**Exercise materials**
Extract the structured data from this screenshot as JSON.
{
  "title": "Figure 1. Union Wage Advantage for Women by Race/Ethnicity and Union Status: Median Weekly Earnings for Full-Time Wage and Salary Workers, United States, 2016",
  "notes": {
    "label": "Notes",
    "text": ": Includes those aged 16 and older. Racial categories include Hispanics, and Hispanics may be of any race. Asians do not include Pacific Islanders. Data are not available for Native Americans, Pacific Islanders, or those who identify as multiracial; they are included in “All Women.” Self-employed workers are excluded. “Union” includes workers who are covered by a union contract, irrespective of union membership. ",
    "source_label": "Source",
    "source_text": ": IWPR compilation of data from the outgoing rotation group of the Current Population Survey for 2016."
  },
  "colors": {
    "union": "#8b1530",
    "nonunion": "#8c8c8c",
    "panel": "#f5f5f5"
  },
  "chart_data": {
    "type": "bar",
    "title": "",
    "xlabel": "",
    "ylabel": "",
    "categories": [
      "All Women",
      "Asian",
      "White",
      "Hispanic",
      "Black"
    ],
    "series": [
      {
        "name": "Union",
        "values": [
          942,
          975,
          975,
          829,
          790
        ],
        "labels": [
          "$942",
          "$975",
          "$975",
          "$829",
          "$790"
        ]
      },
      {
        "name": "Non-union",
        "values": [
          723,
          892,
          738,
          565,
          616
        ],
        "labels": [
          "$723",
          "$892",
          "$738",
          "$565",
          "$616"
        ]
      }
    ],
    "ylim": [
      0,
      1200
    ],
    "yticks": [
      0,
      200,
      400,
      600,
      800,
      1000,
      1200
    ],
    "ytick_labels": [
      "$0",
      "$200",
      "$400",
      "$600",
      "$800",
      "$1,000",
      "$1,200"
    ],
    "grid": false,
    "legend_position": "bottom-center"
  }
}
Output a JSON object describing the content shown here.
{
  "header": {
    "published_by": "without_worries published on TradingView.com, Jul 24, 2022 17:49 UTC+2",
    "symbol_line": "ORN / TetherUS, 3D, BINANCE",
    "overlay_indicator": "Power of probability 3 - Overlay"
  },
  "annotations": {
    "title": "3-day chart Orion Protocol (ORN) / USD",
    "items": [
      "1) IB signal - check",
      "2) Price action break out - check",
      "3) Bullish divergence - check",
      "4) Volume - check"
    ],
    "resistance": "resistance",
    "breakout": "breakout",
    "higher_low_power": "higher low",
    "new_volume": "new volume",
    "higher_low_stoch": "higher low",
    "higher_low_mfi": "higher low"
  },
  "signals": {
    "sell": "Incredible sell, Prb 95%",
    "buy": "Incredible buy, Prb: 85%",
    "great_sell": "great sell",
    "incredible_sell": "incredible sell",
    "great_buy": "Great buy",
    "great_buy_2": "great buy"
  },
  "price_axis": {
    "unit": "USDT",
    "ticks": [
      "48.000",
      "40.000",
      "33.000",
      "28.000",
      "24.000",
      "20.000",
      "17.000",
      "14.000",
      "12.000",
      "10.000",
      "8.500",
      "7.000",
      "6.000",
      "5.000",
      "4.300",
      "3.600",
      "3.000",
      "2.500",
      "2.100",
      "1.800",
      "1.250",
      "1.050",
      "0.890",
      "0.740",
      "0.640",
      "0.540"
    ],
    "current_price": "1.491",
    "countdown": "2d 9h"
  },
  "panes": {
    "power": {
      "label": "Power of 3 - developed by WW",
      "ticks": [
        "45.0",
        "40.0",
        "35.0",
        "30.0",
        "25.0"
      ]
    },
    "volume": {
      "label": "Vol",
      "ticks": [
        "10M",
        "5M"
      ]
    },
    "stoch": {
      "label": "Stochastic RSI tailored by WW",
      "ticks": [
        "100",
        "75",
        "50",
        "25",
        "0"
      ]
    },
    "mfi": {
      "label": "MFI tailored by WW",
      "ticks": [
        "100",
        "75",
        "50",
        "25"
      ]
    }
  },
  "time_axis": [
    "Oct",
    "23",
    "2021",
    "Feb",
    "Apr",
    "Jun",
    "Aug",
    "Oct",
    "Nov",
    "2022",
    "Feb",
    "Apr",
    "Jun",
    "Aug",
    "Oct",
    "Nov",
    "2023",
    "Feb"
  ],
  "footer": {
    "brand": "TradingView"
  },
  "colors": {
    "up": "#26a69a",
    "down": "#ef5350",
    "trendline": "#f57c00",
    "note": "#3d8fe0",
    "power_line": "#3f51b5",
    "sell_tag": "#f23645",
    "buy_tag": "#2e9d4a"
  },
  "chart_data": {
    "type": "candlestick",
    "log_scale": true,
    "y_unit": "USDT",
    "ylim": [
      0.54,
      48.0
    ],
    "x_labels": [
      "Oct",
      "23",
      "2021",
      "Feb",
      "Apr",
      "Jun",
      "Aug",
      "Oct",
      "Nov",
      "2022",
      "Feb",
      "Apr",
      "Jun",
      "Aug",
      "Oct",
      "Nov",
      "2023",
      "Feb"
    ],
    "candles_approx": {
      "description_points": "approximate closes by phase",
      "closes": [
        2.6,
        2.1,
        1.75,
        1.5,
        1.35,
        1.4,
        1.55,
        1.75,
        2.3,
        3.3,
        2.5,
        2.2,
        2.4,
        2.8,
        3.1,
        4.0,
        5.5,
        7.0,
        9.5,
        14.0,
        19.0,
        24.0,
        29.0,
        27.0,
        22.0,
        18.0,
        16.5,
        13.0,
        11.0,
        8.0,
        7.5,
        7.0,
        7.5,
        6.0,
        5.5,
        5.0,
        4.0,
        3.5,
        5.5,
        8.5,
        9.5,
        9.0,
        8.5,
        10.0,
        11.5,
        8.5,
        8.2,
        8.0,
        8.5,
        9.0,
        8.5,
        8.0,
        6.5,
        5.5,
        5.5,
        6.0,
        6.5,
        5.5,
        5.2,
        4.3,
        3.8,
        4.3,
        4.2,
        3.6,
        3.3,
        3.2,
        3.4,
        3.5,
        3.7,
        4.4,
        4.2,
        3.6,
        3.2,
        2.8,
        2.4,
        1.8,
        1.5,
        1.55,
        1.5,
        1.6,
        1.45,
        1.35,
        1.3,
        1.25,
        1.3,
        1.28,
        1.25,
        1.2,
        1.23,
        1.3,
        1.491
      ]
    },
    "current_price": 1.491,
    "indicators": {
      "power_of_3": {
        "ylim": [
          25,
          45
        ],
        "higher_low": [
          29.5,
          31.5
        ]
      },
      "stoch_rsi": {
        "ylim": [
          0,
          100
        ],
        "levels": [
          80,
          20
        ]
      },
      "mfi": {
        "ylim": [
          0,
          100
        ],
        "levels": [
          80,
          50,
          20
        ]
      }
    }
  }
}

**Exercise goal**
Using the listing above, retype each line exactly.

**Answer below**
Extract the structured data from this screenshot as JSON.
{
  "title": "Figure 1. Union Wage Advantage for Women by Race/Ethnicity and Union Status: Median Weekly Earnings for Full-Time Wage and Salary Workers, United States, 2016",
  "notes": {
    "label": "Notes",
    "text": ": Includes those aged 16 and older. Racial categories include Hispanics, and Hispanics may be of any race. Asians do not include Pacific Islanders. Data are not available for Native Americans, Pacific Islanders, or those who identify as multiracial; they are included in “All Women.” Self-employed workers are excluded. “Union” includes workers who are covered by a union contract, irrespective of union membership. ",
    "source_label": "Source",
    "source_text": ": IWPR compilation of data from the outgoing rotation group of the Current Population Survey for 2016."
  },
  "colors": {
    "union": "#8b1530",
    "nonunion": "#8c8c8c",
    "panel": "#f5f5f5"
  },
  "chart_data": {
    "type": "bar",
    "title": "",
    "xlabel": "",
    "ylabel": "",
    "categories": [
      "All Women",
      "Asian",
      "White",
      "Hispanic",
      "Black"
    ],
    "series": [
      {
        "name": "Union",
        "values": [
          942,
          975,
          975,
          829,
          790
        ],
        "labels": [
          "$942",
          "$975",
          "$975",
          "$829",
          "$790"
        ]
      },
      {
        "name": "Non-union",
        "values": [
          723,
          892,
          738,
          565,
          616
        ],
        "labels": [
          "$723",
          "$892",
          "$738",
          "$565",
          "$616"
        ]
      }
    ],
    "ylim": [
      0,
      1200
    ],
    "yticks": [
      0,
      200,
      400,
      600,
      800,
      1000,
      1200
    ],
    "ytick_labels": [
      "$0",
      "$200",
      "$400",
      "$600",
      "$800",
      "$1,000",
      "$1,200"
    ],
    "grid": false,
    "legend_position": "bottom-center"
  }
}
Output a JSON object describing the content shown here.
{
  "header": {
    "published_by": "without_worries published on TradingView.com, Jul 24, 2022 17:49 UTC+2",
    "symbol_line": "ORN / TetherUS, 3D, BINANCE",
    "overlay_indicator": "Power of probability 3 - Overlay"
  },
  "annotations": {
    "title": "3-day chart Orion Protocol (ORN) / USD",
    "items": [
      "1) IB signal - check",
      "2) Price action break out - check",
      "3) Bullish divergence - check",
      "4) Volume - check"
    ],
    "resistance": "resistance",
    "breakout": "breakout",
    "higher_low_power": "higher low",
    "new_volume": "new volume",
    "higher_low_stoch": "higher low",
    "higher_low_mfi": "higher low"
  },
  "signals": {
    "sell": "Incredible sell, Prb 95%",
    "buy": "Incredible buy, Prb: 85%",
    "great_sell": "great sell",
    "incredible_sell": "incredible sell",
    "great_buy": "Great buy",
    "great_buy_2": "great buy"
  },
  "price_axis": {
    "unit": "USDT",
    "ticks": [
      "48.000",
      "40.000",
      "33.000",
      "28.000",
      "24.000",
      "20.000",
      "17.000",
      "14.000",
      "12.000",
      "10.000",
      "8.500",
      "7.000",
      "6.000",
      "5.000",
      "4.300",
      "3.600",
      "3.000",
      "2.500",
      "2.100",
      "1.800",
      "1.250",
      "1.050",
      "0.890",
      "0.740",
      "0.640",
      "0.540"
    ],
    "current_price": "1.491",
    "countdown": "2d 9h"
  },
  "panes": {
    "power": {
      "label": "Power of 3 - developed by WW",
      "ticks": [
        "45.0",
        "40.0",
        "35.0",
        "30.0",
        "25.0"
      ]
    },
    "volume": {
      "label": "Vol",
      "ticks": [
        "10M",
        "5M"
      ]
    },
    "stoch": {
      "label": "Stochastic RSI tailored by WW",
      "ticks": [
        "100",
        "75",
        "50",
        "25",
        "0"
      ]
    },
    "mfi": {
      "label": "MFI tailored by WW",
      "ticks": [
        "100",
        "75",
        "50",
        "25"
      ]
    }
  },
  "time_axis": [
    "Oct",
    "23",
    "2021",
    "Feb",
    "Apr",
    "Jun",
    "Aug",
    "Oct",
    "Nov",
    "2022",
    "Feb",
    "Apr",
    "Jun",
    "Aug",
    "Oct",
    "Nov",
    "2023",
    "Feb"
  ],
  "footer": {
    "brand": "TradingView"
  },
  "colors": {
    "up": "#26a69a",
    "down": "#ef5350",
    "trendline": "#f57c00",
    "note": "#3d8fe0",
    "power_line": "#3f51b5",
    "sell_tag": "#f23645",
    "buy_tag": "#2e9d4a"
  },
  "chart_data": {
    "type": "candlestick",
    "log_scale": true,
    "y_unit": "USDT",
    "ylim": [
      0.54,
      48.0
    ],
    "x_labels": [
      "Oct",
      "23",
      "2021",
      "Feb",
      "Apr",
      "Jun",
      "Aug",
      "Oct",
      "Nov",
      "2022",
      "Feb",
      "Apr",
      "Jun",
      "Aug",
      "Oct",
      "Nov",
      "2023",
      "Feb"
    ],
    "candles_approx": {
      "description_points": "approximate closes by phase",
      "closes": [
        2.6,
        2.1,
        1.75,
        1.5,
        1.35,
        1.4,
        1.55,
        1.75,
        2.3,
        3.3,
        2.5,
        2.2,
        2.4,
        2.8,
        3.1,
        4.0,
        5.5,
        7.0,
        9.5,
        14.0,
        19.0,
        24.0,
        29.0,
        27.0,
        22.0,
        18.0,
        16.5,
        13.0,
        11.0,
        8.0,
        7.5,
        7.0,
        7.5,
        6.0,
        5.5,
        5.0,
        4.0,
        3.5,
        5.5,
        8.5,
        9.5,
        9.0,
        8.5,
        10.0,
        11.5,
        8.5,
        8.2,
        8.0,
        8.5,
        9.0,
        8.5,
        8.0,
        6.5,
        5.5,
        5.5,
        6.0,
        6.5,
        5.5,
        5.2,
        4.3,
        3.8,
        4.3,
        4.2,
        3.6,
        3.3,
        3.2,
        3.4,
        3.5,
        3.7,
        4.4,
        4.2,
        3.6,
        3.2,
        2.8,
        2.4,
        1.8,
        1.5,
        1.55,
        1.5,
        1.6,
        1.45,
        1.35,
        1.3,
        1.25,
        1.3,
        1.28,
        1.25,
        1.2,
        1.23,
        1.3,
        1.491
      ]
    },
    "current_price": 1.491,
    "indicators": {
      "power_of_3": {
        "ylim": [
          25,
          45
        ],
        "higher_low": [
          29.5,
          31.5
        ]
      },
      "stoch_rsi": {
        "ylim": [
          0,
          100
        ],
        "levels": [
          80,
          20
        ]
      },
      "mfi": {
        "ylim": [
          0,
          100
        ],
        "levels": [
          80,
          50,
          20
        ]
      }
    }
  }
}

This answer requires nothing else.